[Start of LISTED RECORDS]

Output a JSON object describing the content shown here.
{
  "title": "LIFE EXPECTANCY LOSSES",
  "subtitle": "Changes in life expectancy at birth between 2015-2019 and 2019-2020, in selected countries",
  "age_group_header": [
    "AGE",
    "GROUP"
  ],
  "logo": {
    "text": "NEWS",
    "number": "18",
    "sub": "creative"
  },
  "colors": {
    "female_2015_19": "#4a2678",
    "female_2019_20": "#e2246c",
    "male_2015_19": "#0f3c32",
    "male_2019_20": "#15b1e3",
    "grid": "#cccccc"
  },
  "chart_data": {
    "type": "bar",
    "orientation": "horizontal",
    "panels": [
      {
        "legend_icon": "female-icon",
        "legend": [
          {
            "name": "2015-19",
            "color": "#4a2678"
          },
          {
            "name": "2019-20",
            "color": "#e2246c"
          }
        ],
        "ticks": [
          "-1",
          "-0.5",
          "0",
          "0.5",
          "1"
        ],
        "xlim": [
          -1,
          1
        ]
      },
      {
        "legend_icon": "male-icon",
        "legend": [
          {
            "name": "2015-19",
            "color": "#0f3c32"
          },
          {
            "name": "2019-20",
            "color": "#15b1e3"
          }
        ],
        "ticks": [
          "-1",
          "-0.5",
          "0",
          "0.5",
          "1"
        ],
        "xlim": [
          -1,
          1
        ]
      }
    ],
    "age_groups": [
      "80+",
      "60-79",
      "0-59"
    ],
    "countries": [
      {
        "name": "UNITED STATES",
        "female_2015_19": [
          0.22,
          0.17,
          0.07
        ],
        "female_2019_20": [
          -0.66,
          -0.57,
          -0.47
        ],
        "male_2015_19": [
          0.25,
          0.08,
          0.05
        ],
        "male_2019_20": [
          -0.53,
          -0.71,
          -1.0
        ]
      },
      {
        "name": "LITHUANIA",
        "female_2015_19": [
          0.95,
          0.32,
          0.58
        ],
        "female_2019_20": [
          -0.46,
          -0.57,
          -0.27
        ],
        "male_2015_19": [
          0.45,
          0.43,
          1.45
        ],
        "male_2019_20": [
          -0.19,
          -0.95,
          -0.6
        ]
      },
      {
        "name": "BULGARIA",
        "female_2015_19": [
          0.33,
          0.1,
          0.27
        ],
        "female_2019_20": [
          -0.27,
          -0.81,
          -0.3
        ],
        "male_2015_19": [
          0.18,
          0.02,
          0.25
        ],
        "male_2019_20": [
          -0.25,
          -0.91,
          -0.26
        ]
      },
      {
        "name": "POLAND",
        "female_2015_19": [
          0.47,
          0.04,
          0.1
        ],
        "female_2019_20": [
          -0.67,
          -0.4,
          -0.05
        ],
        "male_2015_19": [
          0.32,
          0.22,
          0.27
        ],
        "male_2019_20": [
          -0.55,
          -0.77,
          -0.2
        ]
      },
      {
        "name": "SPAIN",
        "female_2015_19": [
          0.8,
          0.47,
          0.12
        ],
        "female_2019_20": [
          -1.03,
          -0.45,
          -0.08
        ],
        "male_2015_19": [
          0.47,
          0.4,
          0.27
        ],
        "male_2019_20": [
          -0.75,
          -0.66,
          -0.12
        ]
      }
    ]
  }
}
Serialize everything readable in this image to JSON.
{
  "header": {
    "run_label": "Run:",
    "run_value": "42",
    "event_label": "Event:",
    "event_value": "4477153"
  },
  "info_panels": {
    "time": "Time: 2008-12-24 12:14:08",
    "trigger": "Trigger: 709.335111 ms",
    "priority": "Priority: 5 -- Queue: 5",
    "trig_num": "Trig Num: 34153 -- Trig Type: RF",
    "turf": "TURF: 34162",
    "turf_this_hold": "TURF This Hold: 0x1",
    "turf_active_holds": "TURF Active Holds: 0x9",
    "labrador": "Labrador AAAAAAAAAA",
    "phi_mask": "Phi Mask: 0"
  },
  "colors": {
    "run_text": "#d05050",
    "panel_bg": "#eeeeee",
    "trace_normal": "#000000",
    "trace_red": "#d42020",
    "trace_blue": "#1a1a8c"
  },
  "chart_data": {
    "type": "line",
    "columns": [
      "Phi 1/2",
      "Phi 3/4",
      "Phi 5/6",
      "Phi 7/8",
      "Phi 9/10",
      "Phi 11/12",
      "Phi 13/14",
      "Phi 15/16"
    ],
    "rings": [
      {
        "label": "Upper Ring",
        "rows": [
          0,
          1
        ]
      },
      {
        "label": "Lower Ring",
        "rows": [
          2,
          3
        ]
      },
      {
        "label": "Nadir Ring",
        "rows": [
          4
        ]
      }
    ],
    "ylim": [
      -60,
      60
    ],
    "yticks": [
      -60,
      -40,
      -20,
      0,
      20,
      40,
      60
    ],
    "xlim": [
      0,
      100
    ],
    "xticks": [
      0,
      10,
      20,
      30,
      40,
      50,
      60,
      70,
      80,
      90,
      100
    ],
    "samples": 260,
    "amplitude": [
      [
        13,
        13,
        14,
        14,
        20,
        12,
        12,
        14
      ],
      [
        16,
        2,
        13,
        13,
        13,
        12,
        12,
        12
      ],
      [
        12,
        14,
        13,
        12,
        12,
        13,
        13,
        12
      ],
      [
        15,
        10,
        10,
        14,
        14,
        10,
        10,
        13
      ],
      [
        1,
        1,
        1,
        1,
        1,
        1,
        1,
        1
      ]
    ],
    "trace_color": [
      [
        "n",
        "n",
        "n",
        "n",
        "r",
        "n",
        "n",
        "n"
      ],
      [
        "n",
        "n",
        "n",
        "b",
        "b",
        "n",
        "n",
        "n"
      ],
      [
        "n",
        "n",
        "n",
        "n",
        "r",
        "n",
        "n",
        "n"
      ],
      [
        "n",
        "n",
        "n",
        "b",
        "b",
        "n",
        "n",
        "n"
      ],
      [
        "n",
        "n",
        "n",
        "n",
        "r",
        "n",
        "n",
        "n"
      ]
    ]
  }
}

[End of LISTED RECORDS]

» EXERCISE OBJECTIVE
Write every record out again, unaltered.

» SOLUTION BELOW
Output a JSON object describing the content shown here.
{
  "title": "LIFE EXPECTANCY LOSSES",
  "subtitle": "Changes in life expectancy at birth between 2015-2019 and 2019-2020, in selected countries",
  "age_group_header": [
    "AGE",
    "GROUP"
  ],
  "logo": {
    "text": "NEWS",
    "number": "18",
    "sub": "creative"
  },
  "colors": {
    "female_2015_19": "#4a2678",
    "female_2019_20": "#e2246c",
    "male_2015_19": "#0f3c32",
    "male_2019_20": "#15b1e3",
    "grid": "#cccccc"
  },
  "chart_data": {
    "type": "bar",
    "orientation": "horizontal",
    "panels": [
      {
        "legend_icon": "female-icon",
        "legend": [
          {
            "name": "2015-19",
            "color": "#4a2678"
          },
          {
            "name": "2019-20",
            "color": "#e2246c"
          }
        ],
        "ticks": [
          "-1",
          "-0.5",
          "0",
          "0.5",
          "1"
        ],
        "xlim": [
          -1,
          1
        ]
      },
      {
        "legend_icon": "male-icon",
        "legend": [
          {
            "name": "2015-19",
            "color": "#0f3c32"
          },
          {
            "name": "2019-20",
            "color": "#15b1e3"
          }
        ],
        "ticks": [
          "-1",
          "-0.5",
          "0",
          "0.5",
          "1"
        ],
        "xlim": [
          -1,
          1
        ]
      }
    ],
    "age_groups": [
      "80+",
      "60-79",
      "0-59"
    ],
    "countries": [
      {
        "name": "UNITED STATES",
        "female_2015_19": [
          0.22,
          0.17,
          0.07
        ],
        "female_2019_20": [
          -0.66,
          -0.57,
          -0.47
        ],
        "male_2015_19": [
          0.25,
          0.08,
          0.05
        ],
        "male_2019_20": [
          -0.53,
          -0.71,
          -1.0
        ]
      },
      {
        "name": "LITHUANIA",
        "female_2015_19": [
          0.95,
          0.32,
          0.58
        ],
        "female_2019_20": [
          -0.46,
          -0.57,
          -0.27
        ],
        "male_2015_19": [
          0.45,
          0.43,
          1.45
        ],
        "male_2019_20": [
          -0.19,
          -0.95,
          -0.6
        ]
      },
      {
        "name": "BULGARIA",
        "female_2015_19": [
          0.33,
          0.1,
          0.27
        ],
        "female_2019_20": [
          -0.27,
          -0.81,
          -0.3
        ],
        "male_2015_19": [
          0.18,
          0.02,
          0.25
        ],
        "male_2019_20": [
          -0.25,
          -0.91,
          -0.26
        ]
      },
      {
        "name": "POLAND",
        "female_2015_19": [
          0.47,
          0.04,
          0.1
        ],
        "female_2019_20": [
          -0.67,
          -0.4,
          -0.05
        ],
        "male_2015_19": [
          0.32,
          0.22,
          0.27
        ],
        "male_2019_20": [
          -0.55,
          -0.77,
          -0.2
        ]
      },
      {
        "name": "SPAIN",
        "female_2015_19": [
          0.8,
          0.47,
          0.12
        ],
        "female_2019_20": [
          -1.03,
          -0.45,
          -0.08
        ],
        "male_2015_19": [
          0.47,
          0.4,
          0.27
        ],
        "male_2019_20": [
          -0.75,
          -0.66,
          -0.12
        ]
      }
    ]
  }
}
Serialize everything readable in this image to JSON.
{
  "header": {
    "run_label": "Run:",
    "run_value": "42",
    "event_label": "Event:",
    "event_value": "4477153"
  },
  "info_panels": {
    "time": "Time: 2008-12-24 12:14:08",
    "trigger": "Trigger: 709.335111 ms",
    "priority": "Priority: 5 -- Queue: 5",
    "trig_num": "Trig Num: 34153 -- Trig Type: RF",
    "turf": "TURF: 34162",
    "turf_this_hold": "TURF This Hold: 0x1",
    "turf_active_holds": "TURF Active Holds: 0x9",
    "labrador": "Labrador AAAAAAAAAA",
    "phi_mask": "Phi Mask: 0"
  },
  "colors": {
    "run_text": "#d05050",
    "panel_bg": "#eeeeee",
    "trace_normal": "#000000",
    "trace_red": "#d42020",
    "trace_blue": "#1a1a8c"
  },
  "chart_data": {
    "type": "line",
    "columns": [
      "Phi 1/2",
      "Phi 3/4",
      "Phi 5/6",
      "Phi 7/8",
      "Phi 9/10",
      "Phi 11/12",
      "Phi 13/14",
      "Phi 15/16"
    ],
    "rings": [
      {
        "label": "Upper Ring",
        "rows": [
          0,
          1
        ]
      },
      {
        "label": "Lower Ring",
        "rows": [
          2,
          3
        ]
      },
      {
        "label": "Nadir Ring",
        "rows": [
          4
        ]
      }
    ],
    "ylim": [
      -60,
      60
    ],
    "yticks": [
      -60,
      -40,
      -20,
      0,
      20,
      40,
      60
    ],
    "xlim": [
      0,
      100
    ],
    "xticks": [
      0,
      10,
      20,
      30,
      40,
      50,
      60,
      70,
      80,
      90,
      100
    ],
    "samples": 260,
    "amplitude": [
      [
        13,
        13,
        14,
        14,
        20,
        12,
        12,
        14
      ],
      [
        16,
        2,
        13,
        13,
        13,
        12,
        12,
        12
      ],
      [
        12,
        14,
        13,
        12,
        12,
        13,
        13,
        12
      ],
      [
        15,
        10,
        10,
        14,
        14,
        10,
        10,
        13
      ],
      [
        1,
        1,
        1,
        1,
        1,
        1,
        1,
        1
      ]
    ],
    "trace_color": [
      [
        "n",
        "n",
        "n",
        "n",
        "r",
        "n",
        "n",
        "n"
      ],
      [
        "n",
        "n",
        "n",
        "b",
        "b",
        "n",
        "n",
        "n"
      ],
      [
        "n",
        "n",
        "n",
        "n",
        "r",
        "n",
        "n",
        "n"
      ],
      [
        "n",
        "n",
        "n",
        "b",
        "b",
        "n",
        "n",
        "n"
      ],
      [
        "n",
        "n",
        "n",
        "n",
        "r",
        "n",
        "n",
        "n"
      ]
    ]
  }
}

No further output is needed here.